**Work to be completed**. Lines holding the string "grid" are the ones to copy; find them all in the data.

**Exercise input**.
********
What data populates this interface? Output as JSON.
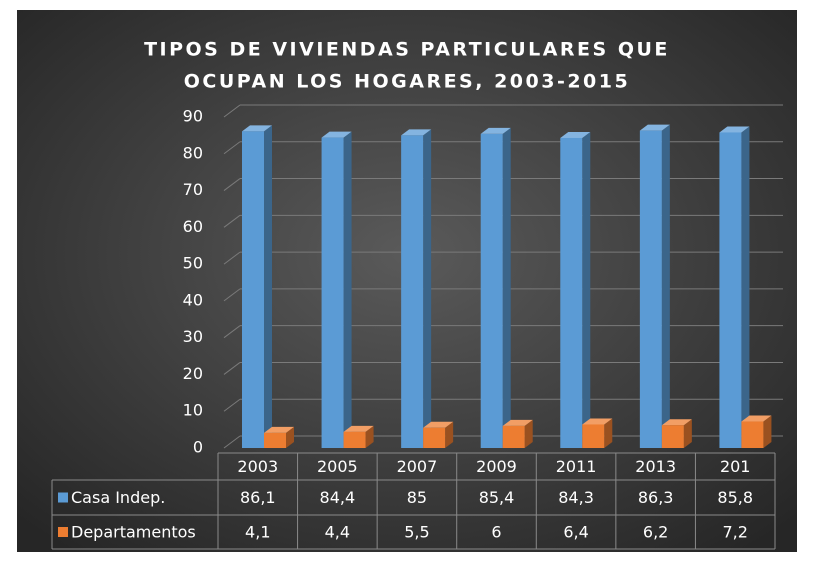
{
  "chart_data": {
    "type": "bar3d",
    "title": [
      "TIPOS DE  VIVIENDAS PARTICULARES QUE",
      "OCUPAN LOS HOGARES, 2003-2015"
    ],
    "categories": [
      "2003",
      "2005",
      "2007",
      "2009",
      "2011",
      "2013",
      "201"
    ],
    "series": [
      {
        "name": "Casa Indep.",
        "color": "#5b9bd5",
        "values": [
          86.1,
          84.4,
          85,
          85.4,
          84.3,
          86.3,
          85.8
        ],
        "value_labels": [
          "86,1",
          "84,4",
          "85",
          "85,4",
          "84,3",
          "86,3",
          "85,8"
        ]
      },
      {
        "name": "Departamentos",
        "color": "#ed7d31",
        "values": [
          4.1,
          4.4,
          5.5,
          6,
          6.4,
          6.2,
          7.2
        ],
        "value_labels": [
          "4,1",
          "4,4",
          "5,5",
          "6",
          "6,4",
          "6,2",
          "7,2"
        ]
      }
    ],
    "ylim": [
      0,
      90
    ],
    "yticks": [
      0,
      10,
      20,
      30,
      40,
      50,
      60,
      70,
      80,
      90
    ],
    "grid": true,
    "data_table": true
  }
}
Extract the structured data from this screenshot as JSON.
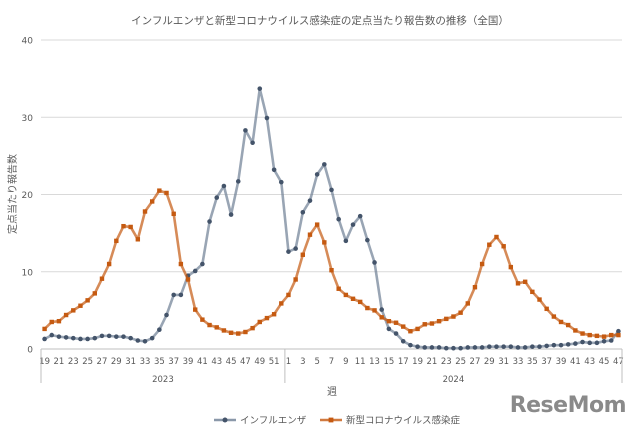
{
  "chart_data": {
    "type": "line",
    "title": "インフルエンザと新型コロナウイルス感染症の定点当たり報告数の推移（全国）",
    "xlabel": "週",
    "ylabel": "定点当たり報告数",
    "ylim": [
      0,
      40
    ],
    "yticks": [
      "0",
      "10",
      "20",
      "30",
      "40"
    ],
    "grid": "horizontal",
    "legend_position": "bottom",
    "categories": [
      "19",
      "20",
      "21",
      "22",
      "23",
      "24",
      "25",
      "26",
      "27",
      "28",
      "29",
      "30",
      "31",
      "32",
      "33",
      "34",
      "35",
      "36",
      "37",
      "38",
      "39",
      "40",
      "41",
      "42",
      "43",
      "44",
      "45",
      "46",
      "47",
      "48",
      "49",
      "50",
      "51",
      "52",
      "1",
      "2",
      "3",
      "4",
      "5",
      "6",
      "7",
      "8",
      "9",
      "10",
      "11",
      "12",
      "13",
      "14",
      "15",
      "16",
      "17",
      "18",
      "19",
      "20",
      "21",
      "22",
      "23",
      "24",
      "25",
      "26",
      "27",
      "28",
      "29",
      "30",
      "31",
      "32",
      "33",
      "34",
      "35",
      "36",
      "37",
      "38",
      "39",
      "40",
      "41",
      "42",
      "43",
      "44",
      "45",
      "46",
      "47"
    ],
    "year_groups": [
      {
        "label": "2023",
        "count": 34
      },
      {
        "label": "2024",
        "count": 47
      }
    ],
    "series": [
      {
        "name": "インフルエンザ",
        "color": "#6d7f94",
        "marker": "circle",
        "values": [
          1.3,
          1.8,
          1.6,
          1.5,
          1.4,
          1.3,
          1.3,
          1.4,
          1.7,
          1.7,
          1.6,
          1.6,
          1.4,
          1.1,
          1.0,
          1.4,
          2.5,
          4.4,
          7.0,
          7.0,
          9.5,
          10.1,
          11.0,
          16.5,
          19.6,
          21.1,
          17.4,
          21.7,
          28.3,
          26.7,
          33.7,
          29.9,
          23.2,
          21.6,
          12.6,
          13.0,
          17.7,
          19.2,
          22.6,
          23.9,
          20.6,
          16.8,
          14.0,
          16.1,
          17.2,
          14.1,
          11.2,
          5.1,
          2.6,
          2.0,
          1.0,
          0.5,
          0.3,
          0.2,
          0.2,
          0.2,
          0.1,
          0.1,
          0.1,
          0.2,
          0.2,
          0.2,
          0.3,
          0.3,
          0.3,
          0.3,
          0.2,
          0.2,
          0.3,
          0.3,
          0.4,
          0.5,
          0.5,
          0.6,
          0.7,
          0.9,
          0.8,
          0.8,
          1.0,
          1.1,
          2.3
        ]
      },
      {
        "name": "新型コロナウイルス感染症",
        "color": "#c55a11",
        "marker": "square",
        "values": [
          2.6,
          3.5,
          3.6,
          4.4,
          5.0,
          5.6,
          6.3,
          7.2,
          9.1,
          11.0,
          14.0,
          15.9,
          15.8,
          14.2,
          17.8,
          19.1,
          20.5,
          20.2,
          17.5,
          11.0,
          9.0,
          5.1,
          3.8,
          3.1,
          2.8,
          2.4,
          2.1,
          2.0,
          2.2,
          2.7,
          3.5,
          4.0,
          4.5,
          5.9,
          7.0,
          9.0,
          12.2,
          14.8,
          16.1,
          13.8,
          10.2,
          7.8,
          7.0,
          6.5,
          6.1,
          5.3,
          5.0,
          4.1,
          3.6,
          3.4,
          2.9,
          2.3,
          2.6,
          3.2,
          3.3,
          3.6,
          3.9,
          4.2,
          4.7,
          5.9,
          8.0,
          11.0,
          13.5,
          14.5,
          13.3,
          10.6,
          8.5,
          8.7,
          7.4,
          6.4,
          5.2,
          4.2,
          3.5,
          3.1,
          2.4,
          2.0,
          1.8,
          1.7,
          1.6,
          1.8,
          1.8
        ]
      }
    ]
  },
  "watermark": "ReseMom"
}
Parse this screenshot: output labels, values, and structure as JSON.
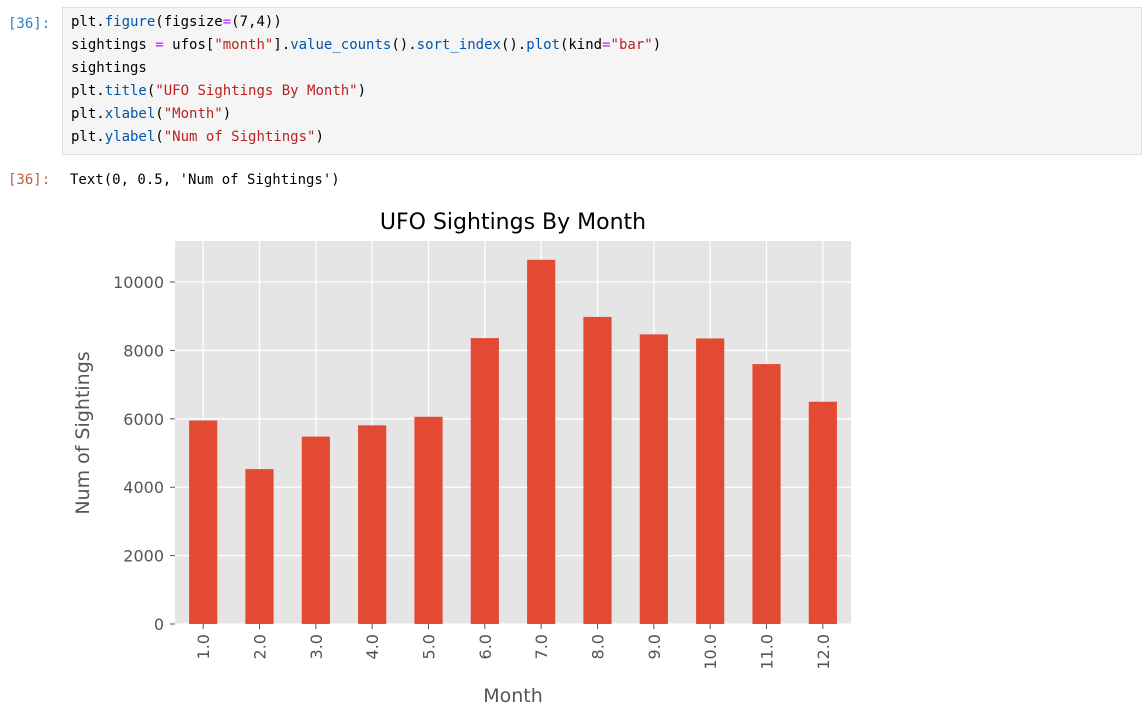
{
  "input_prompt": "[36]:",
  "output_prompt": "[36]:",
  "code": {
    "l1a": "plt.",
    "l1b": "figure",
    "l1c": "(figsize",
    "l1d": "=",
    "l1e": "(7,4))",
    "l2a": "sightings ",
    "l2b": "=",
    "l2c": " ufos[",
    "l2d": "\"month\"",
    "l2e": "].",
    "l2f": "value_counts",
    "l2g": "().",
    "l2h": "sort_index",
    "l2i": "().",
    "l2j": "plot",
    "l2k": "(kind",
    "l2l": "=",
    "l2m": "\"bar\"",
    "l2n": ")",
    "l3": "sightings",
    "l4a": "plt.",
    "l4b": "title",
    "l4c": "(",
    "l4d": "\"UFO Sightings By Month\"",
    "l4e": ")",
    "l5a": "plt.",
    "l5b": "xlabel",
    "l5c": "(",
    "l5d": "\"Month\"",
    "l5e": ")",
    "l6a": "plt.",
    "l6b": "ylabel",
    "l6c": "(",
    "l6d": "\"Num of Sightings\"",
    "l6e": ")"
  },
  "output_text": "Text(0, 0.5, 'Num of Sightings')",
  "colors": {
    "bar": "#e24a33",
    "plot_bg": "#e5e5e5",
    "grid": "#ffffff",
    "text": "#555555"
  },
  "chart_data": {
    "type": "bar",
    "title": "UFO Sightings By Month",
    "xlabel": "Month",
    "ylabel": "Num of Sightings",
    "categories": [
      "1.0",
      "2.0",
      "3.0",
      "4.0",
      "5.0",
      "6.0",
      "7.0",
      "8.0",
      "9.0",
      "10.0",
      "11.0",
      "12.0"
    ],
    "values": [
      5950,
      4530,
      5480,
      5810,
      6060,
      8360,
      10650,
      8980,
      8470,
      8350,
      7600,
      6500
    ],
    "yticks": [
      0,
      2000,
      4000,
      6000,
      8000,
      10000
    ],
    "ylim": [
      0,
      11200
    ],
    "grid": true
  }
}
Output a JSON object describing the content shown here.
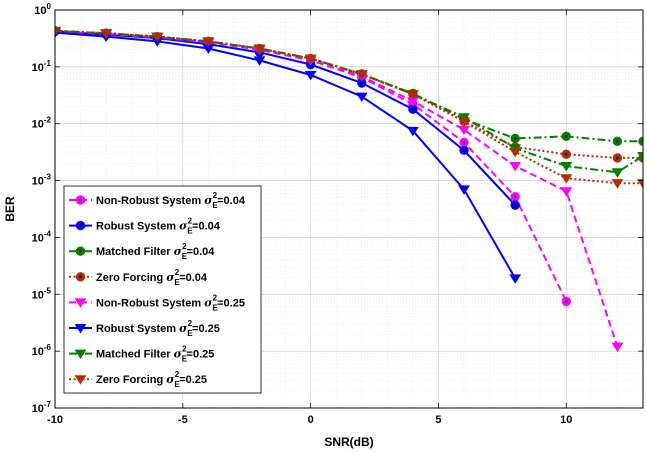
********
**Complete response**.
    "grid": true,
    "grid": "horizontal",
    "grid": "#ffffff",
    "grid": true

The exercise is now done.